§ **WRITTEN REQUEST**: Output every line below exactly.

** Start of PROVIDED INFORMATION **

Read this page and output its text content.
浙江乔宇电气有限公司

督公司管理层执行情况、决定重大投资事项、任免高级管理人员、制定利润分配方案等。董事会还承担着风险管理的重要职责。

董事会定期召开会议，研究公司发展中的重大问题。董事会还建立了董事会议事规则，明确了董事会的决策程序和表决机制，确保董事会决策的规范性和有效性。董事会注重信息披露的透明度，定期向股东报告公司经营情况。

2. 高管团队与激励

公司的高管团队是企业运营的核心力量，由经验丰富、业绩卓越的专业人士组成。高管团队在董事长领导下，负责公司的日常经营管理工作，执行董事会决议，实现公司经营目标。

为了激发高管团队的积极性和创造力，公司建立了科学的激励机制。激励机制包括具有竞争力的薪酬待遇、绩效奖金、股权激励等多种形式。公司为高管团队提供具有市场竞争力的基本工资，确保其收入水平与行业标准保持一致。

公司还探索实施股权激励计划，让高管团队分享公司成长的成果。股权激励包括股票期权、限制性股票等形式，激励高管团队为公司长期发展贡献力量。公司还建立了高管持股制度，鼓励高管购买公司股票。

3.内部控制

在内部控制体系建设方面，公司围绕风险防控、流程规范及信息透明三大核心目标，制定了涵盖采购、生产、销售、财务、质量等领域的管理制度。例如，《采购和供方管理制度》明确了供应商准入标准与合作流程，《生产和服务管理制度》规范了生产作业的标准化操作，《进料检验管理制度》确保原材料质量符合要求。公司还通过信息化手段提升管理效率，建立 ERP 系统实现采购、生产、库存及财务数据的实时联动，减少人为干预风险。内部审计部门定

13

** End of PROVIDED INFORMATION **

§ **SOLUTION BELOW**:
Read this page and output its text content.
浙江乔宇电气有限公司

督公司管理层执行情况、决定重大投资事项、任免高级管理人员、制定利润分配方案等。董事会还承担着风险管理的重要职责。

董事会定期召开会议，研究公司发展中的重大问题。董事会还建立了董事会议事规则，明确了董事会的决策程序和表决机制，确保董事会决策的规范性和有效性。董事会注重信息披露的透明度，定期向股东报告公司经营情况。

2. 高管团队与激励

公司的高管团队是企业运营的核心力量，由经验丰富、业绩卓越的专业人士组成。高管团队在董事长领导下，负责公司的日常经营管理工作，执行董事会决议，实现公司经营目标。

为了激发高管团队的积极性和创造力，公司建立了科学的激励机制。激励机制包括具有竞争力的薪酬待遇、绩效奖金、股权激励等多种形式。公司为高管团队提供具有市场竞争力的基本工资，确保其收入水平与行业标准保持一致。

公司还探索实施股权激励计划，让高管团队分享公司成长的成果。股权激励包括股票期权、限制性股票等形式，激励高管团队为公司长期发展贡献力量。公司还建立了高管持股制度，鼓励高管购买公司股票。

3.内部控制

在内部控制体系建设方面，公司围绕风险防控、流程规范及信息透明三大核心目标，制定了涵盖采购、生产、销售、财务、质量等领域的管理制度。例如，《采购和供方管理制度》明确了供应商准入标准与合作流程，《生产和服务管理制度》规范了生产作业的标准化操作，《进料检验管理制度》确保原材料质量符合要求。公司还通过信息化手段提升管理效率，建立 ERP 系统实现采购、生产、库存及财务数据的实时联动，减少人为干预风险。内部审计部门定

13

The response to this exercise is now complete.